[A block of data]
----------------

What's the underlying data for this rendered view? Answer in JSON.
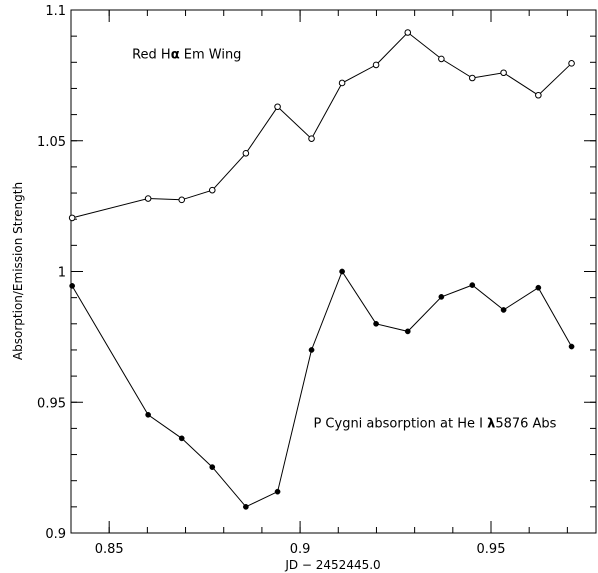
{
  "chart_data": {
    "type": "line",
    "xlabel": "JD − 2452445.0",
    "ylabel": "Absorption/Emission Strength",
    "xlim": [
      0.84,
      0.9775
    ],
    "ylim": [
      0.9,
      1.1
    ],
    "grid": false,
    "x_ticks": [
      {
        "value": 0.85,
        "label": "0.85"
      },
      {
        "value": 0.9,
        "label": "0.9"
      },
      {
        "value": 0.95,
        "label": "0.95"
      }
    ],
    "y_ticks": [
      {
        "value": 0.9,
        "label": "0.9"
      },
      {
        "value": 0.95,
        "label": "0.95"
      },
      {
        "value": 1.0,
        "label": "1"
      },
      {
        "value": 1.05,
        "label": "1.05"
      },
      {
        "value": 1.1,
        "label": "1.1"
      }
    ],
    "series": [
      {
        "marker": "open-circle",
        "x": [
          0.8403,
          0.8602,
          0.869,
          0.877,
          0.8858,
          0.8941,
          0.903,
          0.911,
          0.9199,
          0.9282,
          0.937,
          0.9451,
          0.9533,
          0.9624,
          0.9711
        ],
        "y": [
          1.0205,
          1.0279,
          1.0274,
          1.0311,
          1.0452,
          1.063,
          1.0508,
          1.0721,
          1.079,
          1.0914,
          1.0813,
          1.074,
          1.076,
          1.0674,
          1.0796
        ]
      },
      {
        "marker": "filled-circle",
        "x": [
          0.8403,
          0.8602,
          0.869,
          0.877,
          0.8858,
          0.8941,
          0.903,
          0.911,
          0.9199,
          0.9282,
          0.937,
          0.9451,
          0.9533,
          0.9624,
          0.9711
        ],
        "y": [
          0.9945,
          0.9452,
          0.9362,
          0.9252,
          0.91,
          0.9158,
          0.97,
          1.0,
          0.98,
          0.9771,
          0.9903,
          0.9948,
          0.9853,
          0.9938,
          0.9713
        ]
      }
    ],
    "annotations": [
      {
        "parts": [
          {
            "text": "Red H"
          },
          {
            "text": "α",
            "bold": true
          },
          {
            "text": " Em Wing"
          }
        ],
        "x": 0.856,
        "y": 1.0815
      },
      {
        "parts": [
          {
            "text": "P Cygni absorption at He I "
          },
          {
            "text": "λ",
            "bold": true
          },
          {
            "text": "5876 Abs"
          }
        ],
        "x": 0.9035,
        "y": 0.9404
      }
    ]
  }
}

----------------

> _What is needed_
Copy the listing in full and without alteration, omitting every picture.

> _Solution_
What's the underlying data for this rendered view? Answer in JSON.
{
  "chart_data": {
    "type": "line",
    "xlabel": "JD − 2452445.0",
    "ylabel": "Absorption/Emission Strength",
    "xlim": [
      0.84,
      0.9775
    ],
    "ylim": [
      0.9,
      1.1
    ],
    "grid": false,
    "x_ticks": [
      {
        "value": 0.85,
        "label": "0.85"
      },
      {
        "value": 0.9,
        "label": "0.9"
      },
      {
        "value": 0.95,
        "label": "0.95"
      }
    ],
    "y_ticks": [
      {
        "value": 0.9,
        "label": "0.9"
      },
      {
        "value": 0.95,
        "label": "0.95"
      },
      {
        "value": 1.0,
        "label": "1"
      },
      {
        "value": 1.05,
        "label": "1.05"
      },
      {
        "value": 1.1,
        "label": "1.1"
      }
    ],
    "series": [
      {
        "marker": "open-circle",
        "x": [
          0.8403,
          0.8602,
          0.869,
          0.877,
          0.8858,
          0.8941,
          0.903,
          0.911,
          0.9199,
          0.9282,
          0.937,
          0.9451,
          0.9533,
          0.9624,
          0.9711
        ],
        "y": [
          1.0205,
          1.0279,
          1.0274,
          1.0311,
          1.0452,
          1.063,
          1.0508,
          1.0721,
          1.079,
          1.0914,
          1.0813,
          1.074,
          1.076,
          1.0674,
          1.0796
        ]
      },
      {
        "marker": "filled-circle",
        "x": [
          0.8403,
          0.8602,
          0.869,
          0.877,
          0.8858,
          0.8941,
          0.903,
          0.911,
          0.9199,
          0.9282,
          0.937,
          0.9451,
          0.9533,
          0.9624,
          0.9711
        ],
        "y": [
          0.9945,
          0.9452,
          0.9362,
          0.9252,
          0.91,
          0.9158,
          0.97,
          1.0,
          0.98,
          0.9771,
          0.9903,
          0.9948,
          0.9853,
          0.9938,
          0.9713
        ]
      }
    ],
    "annotations": [
      {
        "parts": [
          {
            "text": "Red H"
          },
          {
            "text": "α",
            "bold": true
          },
          {
            "text": " Em Wing"
          }
        ],
        "x": 0.856,
        "y": 1.0815
      },
      {
        "parts": [
          {
            "text": "P Cygni absorption at He I "
          },
          {
            "text": "λ",
            "bold": true
          },
          {
            "text": "5876 Abs"
          }
        ],
        "x": 0.9035,
        "y": 0.9404
      }
    ]
  }
}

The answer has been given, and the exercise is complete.